Recast the material from the line containing "svg-text:120: 120 (599, 424, 626, 441)" through the line containing "most 100 elements." as a Markdown table. Use the columns Row and Line, number each line in Row, and leave out blank lines.

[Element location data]
** START **
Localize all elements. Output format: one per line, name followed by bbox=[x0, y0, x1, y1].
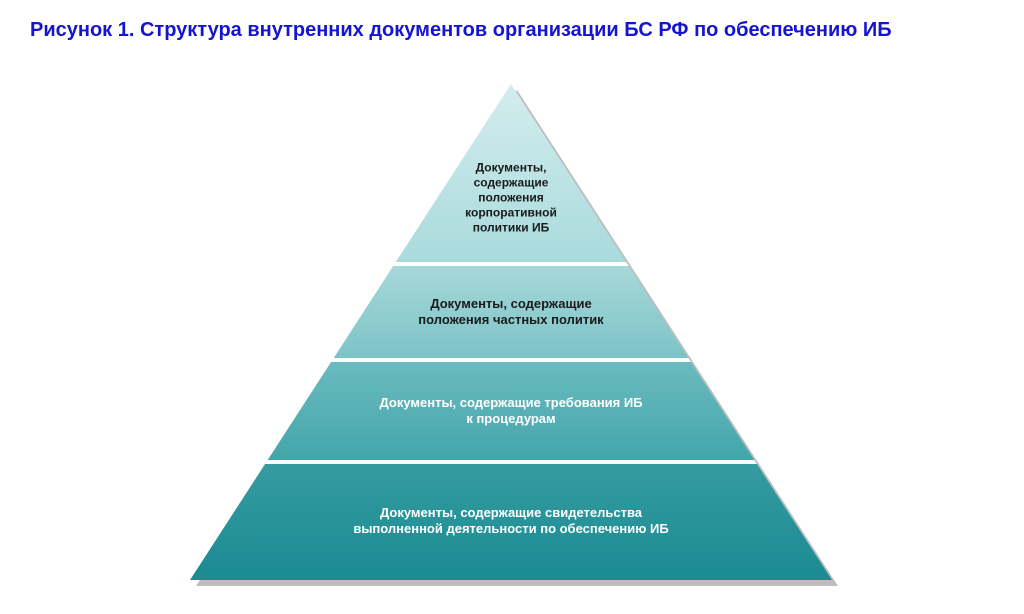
pyramid-level-2-label: Документы, содержащие положения частных … bbox=[361, 296, 661, 329]
pyramid-level-1-label: Документы, содержащие положения корпорат… bbox=[426, 161, 596, 236]
pyramid-separator bbox=[393, 262, 629, 266]
pyramid-separator bbox=[331, 358, 691, 362]
pyramid-level-3-label: Документы, содержащие требования ИБ к пр… bbox=[301, 395, 721, 428]
pyramid-container: Документы, содержащие положения корпорат… bbox=[0, 0, 1024, 609]
pyramid-level-4-label: Документы, содержащие свидетельства выпо… bbox=[261, 505, 761, 538]
pyramid-separator bbox=[265, 460, 757, 464]
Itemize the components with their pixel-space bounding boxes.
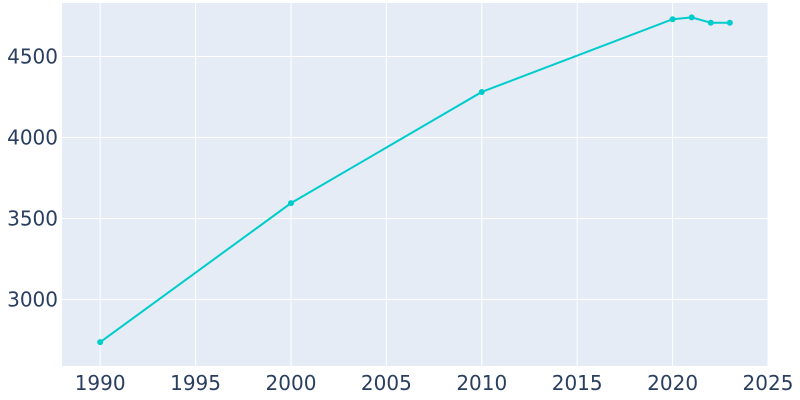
x-tick-label: 1995	[170, 371, 221, 395]
x-tick-label: 1990	[75, 371, 126, 395]
x-tick-label: 2020	[647, 371, 698, 395]
plot-area-background	[62, 3, 768, 366]
data-point	[726, 19, 733, 26]
y-tick-label: 4000	[7, 126, 58, 150]
x-tick-labels: 1990 1995 2000 2005 2010 2015 2020 2025	[75, 371, 794, 395]
data-point	[97, 339, 104, 346]
x-gridlines	[99, 3, 769, 366]
y-tick-labels: 3000 3500 4000 4500	[7, 44, 58, 311]
y-tick-label: 3500	[7, 207, 58, 231]
data-point	[707, 19, 714, 26]
data-point	[478, 88, 485, 95]
y-tick-label: 4500	[7, 44, 58, 68]
x-tick-label: 2015	[552, 371, 603, 395]
data-point	[287, 200, 294, 207]
x-tick-label: 2000	[266, 371, 317, 395]
data-point	[688, 14, 695, 21]
y-gridlines	[62, 55, 768, 301]
x-tick-label: 2005	[361, 371, 412, 395]
y-tick-label: 3000	[7, 288, 58, 312]
series-points	[97, 14, 733, 346]
x-tick-label: 2010	[456, 371, 507, 395]
data-point	[669, 16, 676, 23]
x-tick-label: 2025	[743, 371, 794, 395]
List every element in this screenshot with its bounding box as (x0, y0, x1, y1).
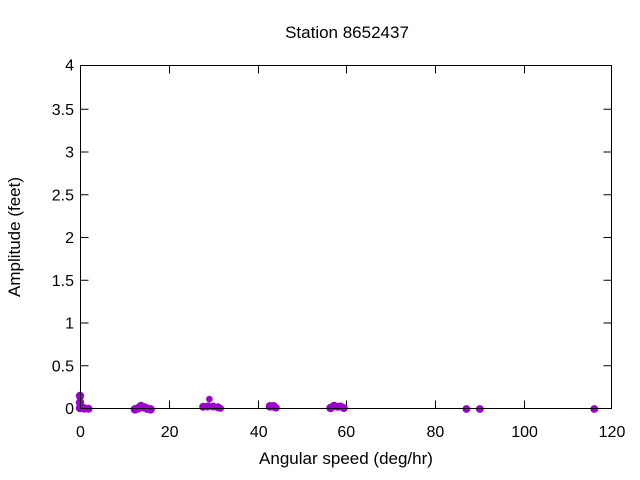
svg-text:120: 120 (599, 424, 626, 441)
svg-text:0: 0 (65, 401, 74, 418)
svg-text:0.5: 0.5 (52, 358, 74, 375)
svg-text:0: 0 (76, 424, 85, 441)
svg-text:4: 4 (65, 58, 74, 75)
svg-text:2: 2 (65, 230, 74, 247)
svg-text:1.5: 1.5 (52, 273, 74, 290)
svg-text:100: 100 (511, 424, 538, 441)
svg-text:Angular speed (deg/hr): Angular speed (deg/hr) (259, 449, 433, 468)
svg-text:Station 8652437: Station 8652437 (285, 23, 409, 42)
svg-text:3: 3 (65, 145, 74, 162)
svg-text:1: 1 (65, 316, 74, 333)
svg-text:60: 60 (337, 424, 355, 441)
svg-text:2.5: 2.5 (52, 187, 74, 204)
svg-text:20: 20 (161, 424, 179, 441)
svg-text:Amplitude (feet): Amplitude (feet) (5, 177, 24, 297)
svg-text:80: 80 (427, 424, 445, 441)
svg-text:3.5: 3.5 (52, 102, 74, 119)
svg-text:40: 40 (250, 424, 268, 441)
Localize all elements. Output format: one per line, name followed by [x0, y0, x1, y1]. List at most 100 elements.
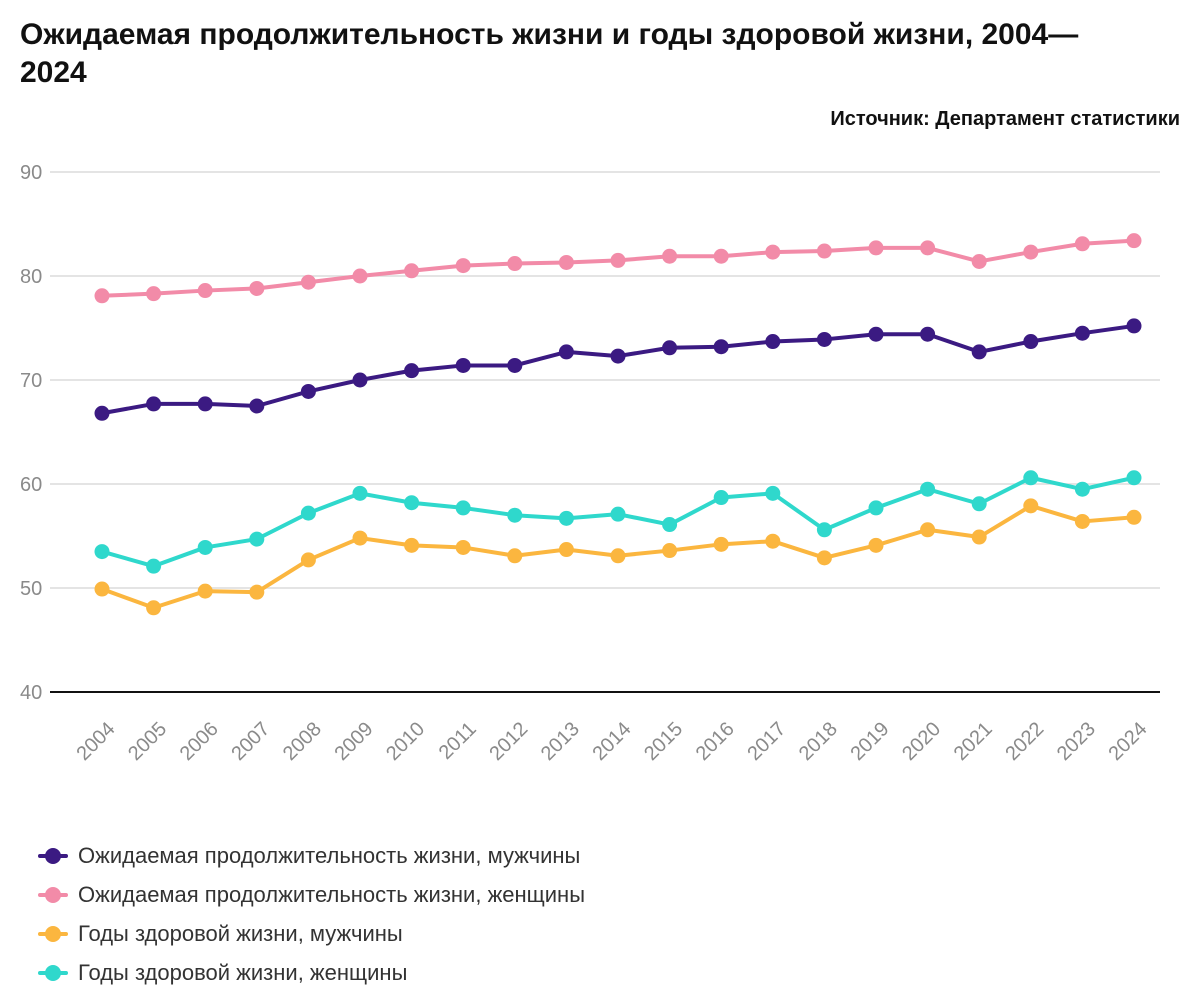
data-point: [610, 252, 626, 268]
data-point: [404, 537, 420, 553]
data-point: [455, 258, 471, 274]
x-tick-label: 2010: [382, 718, 429, 765]
y-tick-label: 70: [20, 370, 42, 392]
data-point: [249, 280, 265, 296]
x-tick-label: 2017: [743, 718, 790, 765]
data-point: [713, 339, 729, 355]
legend-item[interactable]: Ожидаемая продолжительность жизни, мужчи…: [38, 836, 585, 875]
legend-marker-icon: [38, 964, 68, 981]
data-point: [404, 263, 420, 279]
data-point: [868, 240, 884, 256]
data-point: [146, 600, 162, 616]
x-tick-label: 2023: [1053, 718, 1100, 765]
data-point: [455, 357, 471, 373]
legend-item[interactable]: Годы здоровой жизни, женщины: [38, 953, 585, 992]
data-point: [1074, 481, 1090, 497]
data-point: [662, 248, 678, 264]
legend-item[interactable]: Годы здоровой жизни, мужчины: [38, 914, 585, 953]
y-tick-label: 40: [20, 682, 42, 704]
x-tick-label: 2018: [795, 718, 842, 765]
data-point: [610, 348, 626, 364]
data-point: [197, 583, 213, 599]
data-point: [249, 531, 265, 547]
data-point: [1126, 318, 1142, 334]
x-tick-label: 2013: [537, 718, 584, 765]
legend: Ожидаемая продолжительность жизни, мужчи…: [38, 836, 585, 992]
x-tick-label: 2024: [1105, 718, 1152, 765]
data-point: [558, 542, 574, 558]
data-point: [507, 548, 523, 564]
data-point: [197, 396, 213, 412]
data-point: [94, 544, 110, 560]
legend-label: Годы здоровой жизни, мужчины: [78, 920, 403, 946]
data-point: [507, 507, 523, 523]
data-point: [971, 496, 987, 512]
y-tick-label: 50: [20, 578, 42, 600]
data-point: [352, 268, 368, 284]
data-point: [1074, 236, 1090, 252]
legend-label: Ожидаемая продолжительность жизни, мужчи…: [78, 842, 581, 868]
data-point: [507, 357, 523, 373]
data-point: [816, 331, 832, 347]
data-point: [94, 581, 110, 597]
y-tick-label: 90: [20, 162, 42, 184]
data-point: [94, 405, 110, 421]
data-point: [1074, 513, 1090, 529]
data-point: [1126, 509, 1142, 525]
data-point: [610, 548, 626, 564]
data-point: [662, 340, 678, 356]
data-point: [1023, 244, 1039, 260]
data-point: [713, 248, 729, 264]
x-tick-label: 2022: [1001, 718, 1048, 765]
data-point: [507, 256, 523, 272]
data-point: [404, 495, 420, 511]
line-chart: 40 50 60 70 80 90 2004 2005 2006 2007 2008 2009 2010…: [20, 162, 1160, 765]
data-point: [816, 522, 832, 538]
data-point: [300, 505, 316, 521]
x-tick-label: 2011: [435, 718, 481, 764]
data-point: [249, 584, 265, 600]
x-tick-label: 2008: [279, 718, 326, 765]
x-tick-label: 2004: [73, 718, 120, 765]
legend-marker-icon: [38, 886, 68, 903]
x-tick-label: 2007: [227, 718, 274, 765]
data-point: [868, 500, 884, 516]
data-point: [249, 398, 265, 414]
data-point: [558, 254, 574, 270]
data-point: [868, 326, 884, 342]
data-point: [971, 344, 987, 360]
data-point: [610, 506, 626, 522]
data-point: [1023, 498, 1039, 514]
x-tick-label: 2009: [331, 718, 378, 765]
x-tick-label: 2012: [485, 718, 532, 765]
data-point: [404, 363, 420, 379]
data-point: [920, 326, 936, 342]
data-point: [765, 244, 781, 260]
legend-label: Годы здоровой жизни, женщины: [78, 959, 408, 985]
data-point: [816, 243, 832, 259]
chart-title: Ожидаемая продолжительность жизни и годы…: [20, 18, 1079, 89]
x-tick-label: 2014: [589, 718, 636, 765]
data-point: [920, 240, 936, 256]
data-point: [1074, 325, 1090, 341]
x-tick-label: 2016: [692, 718, 739, 765]
data-point: [713, 536, 729, 552]
x-tick-label: 2006: [176, 718, 223, 765]
data-point: [868, 537, 884, 553]
data-point: [662, 543, 678, 559]
data-point: [146, 396, 162, 412]
legend-label: Ожидаемая продолжительность жизни, женщи…: [78, 881, 586, 907]
legend-item[interactable]: Ожидаемая продолжительность жизни, женщи…: [38, 875, 585, 914]
data-point: [920, 522, 936, 538]
data-point: [352, 372, 368, 388]
data-point: [300, 552, 316, 568]
data-point: [352, 530, 368, 546]
data-point: [816, 550, 832, 566]
legend-marker-icon: [38, 925, 68, 942]
data-point: [765, 485, 781, 501]
data-point: [765, 334, 781, 350]
data-point: [146, 286, 162, 302]
data-point: [1023, 334, 1039, 350]
y-tick-label: 80: [20, 266, 42, 288]
data-point: [197, 283, 213, 299]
** END **
> _Exercise solution_
| Row | Line |
|---|---|
| 1 | svg-text:120: 120 (599, 424, 626, 441) |
| 2 | svg-text:0: 0 (65, 401, 74, 418) |
| 3 | svg-text:0.5: 0.5 (52, 358, 74, 375) |
| 4 | svg-text:0: 0 (76, 424, 85, 441) |
| 5 | svg-text:4: 4 (65, 58, 74, 75) |
| 6 | svg-text:2: 2 (65, 230, 74, 247) |
| 7 | svg-text:1.5: 1.5 (52, 273, 74, 290) |
| 8 | svg-text:100: 100 (511, 424, 538, 441) |
| 9 | svg-text:Angular speed (deg/hr): Angular speed (deg/hr) (259, 449, 433, 468) |
| 10 | svg-text:Station 8652437: Station 8652437 (285, 23, 409, 42) |
| 11 | svg-text:3: 3 (65, 145, 74, 162) |
| 12 | svg-text:1: 1 (65, 316, 74, 333) |
| 13 | svg-text:60: 60 (337, 424, 355, 441) |
| 14 | svg-text:2.5: 2.5 (52, 187, 74, 204) |
| 15 | svg-text:20: 20 (161, 424, 179, 441) |
| 16 | svg-text:Amplitude (feet): Amplitude (feet) (5, 177, 24, 297) |
| 17 | svg-text:80: 80 (427, 424, 445, 441) |
| 18 | svg-text:3.5: 3.5 (52, 102, 74, 119) |
| 19 | svg-text:40: 40 (250, 424, 268, 441) |
| 20 | Localize all elements. Output format: one per line, name followed by [x0, y0, x1, y1]. List at most 100 elements. |